Stored entries
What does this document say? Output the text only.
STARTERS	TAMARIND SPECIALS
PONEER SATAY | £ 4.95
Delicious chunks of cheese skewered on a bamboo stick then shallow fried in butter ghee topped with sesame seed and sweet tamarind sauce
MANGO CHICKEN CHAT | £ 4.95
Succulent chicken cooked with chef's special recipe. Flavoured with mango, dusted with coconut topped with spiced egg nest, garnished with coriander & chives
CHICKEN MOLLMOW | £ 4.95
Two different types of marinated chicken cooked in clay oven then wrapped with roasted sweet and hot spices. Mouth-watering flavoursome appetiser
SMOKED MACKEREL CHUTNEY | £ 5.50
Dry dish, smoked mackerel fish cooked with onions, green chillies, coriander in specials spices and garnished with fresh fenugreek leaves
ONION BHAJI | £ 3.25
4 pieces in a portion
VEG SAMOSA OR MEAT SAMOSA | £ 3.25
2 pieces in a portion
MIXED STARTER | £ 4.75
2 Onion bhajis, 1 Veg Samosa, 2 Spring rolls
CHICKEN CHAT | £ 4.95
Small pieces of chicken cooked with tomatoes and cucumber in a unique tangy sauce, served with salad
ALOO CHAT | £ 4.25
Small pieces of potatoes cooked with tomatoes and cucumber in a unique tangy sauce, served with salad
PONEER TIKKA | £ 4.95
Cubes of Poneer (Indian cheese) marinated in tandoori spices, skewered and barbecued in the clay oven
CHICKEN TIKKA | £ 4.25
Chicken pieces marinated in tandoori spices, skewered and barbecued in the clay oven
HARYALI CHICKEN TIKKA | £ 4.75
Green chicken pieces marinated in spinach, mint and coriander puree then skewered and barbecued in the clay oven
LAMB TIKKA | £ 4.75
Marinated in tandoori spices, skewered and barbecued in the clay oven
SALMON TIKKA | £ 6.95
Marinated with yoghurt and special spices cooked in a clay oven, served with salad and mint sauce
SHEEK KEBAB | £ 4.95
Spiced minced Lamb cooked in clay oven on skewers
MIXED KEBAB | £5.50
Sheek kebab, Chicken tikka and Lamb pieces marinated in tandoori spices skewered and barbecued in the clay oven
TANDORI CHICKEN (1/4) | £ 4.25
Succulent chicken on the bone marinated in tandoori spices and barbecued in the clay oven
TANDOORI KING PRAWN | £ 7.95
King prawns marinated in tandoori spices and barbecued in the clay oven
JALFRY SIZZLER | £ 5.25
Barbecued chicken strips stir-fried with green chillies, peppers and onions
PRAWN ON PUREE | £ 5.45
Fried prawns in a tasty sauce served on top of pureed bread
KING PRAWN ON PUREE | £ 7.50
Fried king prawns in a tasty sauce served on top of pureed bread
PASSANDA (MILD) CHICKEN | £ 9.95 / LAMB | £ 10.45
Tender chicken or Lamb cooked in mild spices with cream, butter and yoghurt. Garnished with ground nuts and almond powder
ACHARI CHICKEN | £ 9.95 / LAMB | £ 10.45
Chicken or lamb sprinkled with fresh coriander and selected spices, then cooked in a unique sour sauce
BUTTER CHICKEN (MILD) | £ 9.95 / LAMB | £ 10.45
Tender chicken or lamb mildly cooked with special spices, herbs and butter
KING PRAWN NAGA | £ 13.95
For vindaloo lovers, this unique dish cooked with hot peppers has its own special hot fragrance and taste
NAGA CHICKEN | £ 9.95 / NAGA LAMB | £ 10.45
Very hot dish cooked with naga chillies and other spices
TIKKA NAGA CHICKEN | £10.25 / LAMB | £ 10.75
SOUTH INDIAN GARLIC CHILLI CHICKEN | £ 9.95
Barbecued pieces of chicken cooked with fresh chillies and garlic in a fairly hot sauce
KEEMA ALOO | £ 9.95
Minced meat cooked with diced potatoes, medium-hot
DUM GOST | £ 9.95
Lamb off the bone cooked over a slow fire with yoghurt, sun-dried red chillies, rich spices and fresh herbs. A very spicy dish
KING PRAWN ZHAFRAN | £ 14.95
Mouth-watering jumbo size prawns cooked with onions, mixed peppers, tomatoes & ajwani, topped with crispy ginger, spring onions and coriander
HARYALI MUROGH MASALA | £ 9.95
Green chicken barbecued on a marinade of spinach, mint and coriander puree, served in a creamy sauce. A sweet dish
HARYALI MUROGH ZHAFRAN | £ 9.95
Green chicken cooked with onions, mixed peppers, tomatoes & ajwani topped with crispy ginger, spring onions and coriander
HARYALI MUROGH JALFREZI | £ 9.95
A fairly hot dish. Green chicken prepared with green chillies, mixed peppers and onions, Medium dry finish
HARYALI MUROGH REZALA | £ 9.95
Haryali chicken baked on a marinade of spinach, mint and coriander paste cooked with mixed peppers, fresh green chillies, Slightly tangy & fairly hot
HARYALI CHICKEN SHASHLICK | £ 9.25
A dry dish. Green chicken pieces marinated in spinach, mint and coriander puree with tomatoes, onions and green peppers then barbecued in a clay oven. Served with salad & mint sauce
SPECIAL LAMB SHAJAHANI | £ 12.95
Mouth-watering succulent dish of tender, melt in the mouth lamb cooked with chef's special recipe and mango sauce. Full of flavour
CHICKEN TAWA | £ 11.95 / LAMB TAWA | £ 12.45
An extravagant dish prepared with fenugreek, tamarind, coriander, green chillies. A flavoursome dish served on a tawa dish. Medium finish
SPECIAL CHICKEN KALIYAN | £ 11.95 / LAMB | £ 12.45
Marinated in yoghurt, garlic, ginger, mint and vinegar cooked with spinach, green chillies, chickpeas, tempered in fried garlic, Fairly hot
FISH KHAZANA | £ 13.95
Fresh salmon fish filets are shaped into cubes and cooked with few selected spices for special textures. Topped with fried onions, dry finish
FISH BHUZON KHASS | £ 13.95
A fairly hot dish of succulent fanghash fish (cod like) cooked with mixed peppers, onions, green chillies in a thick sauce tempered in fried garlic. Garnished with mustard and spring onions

▶ _EXERCISE REQUIREMENTS_: Where a line holds "cheese", copy that line.

▶ _ANSWER TO THIS PROBLEM_:
Delicious chunks of cheese skewered on a bamboo stick then shallow fried in butter ghee topped with sesame seed and sweet tamarind sauce
Cubes of Poneer (Indian cheese) marinated in tandoori spices, skewered and barbecued in the clay oven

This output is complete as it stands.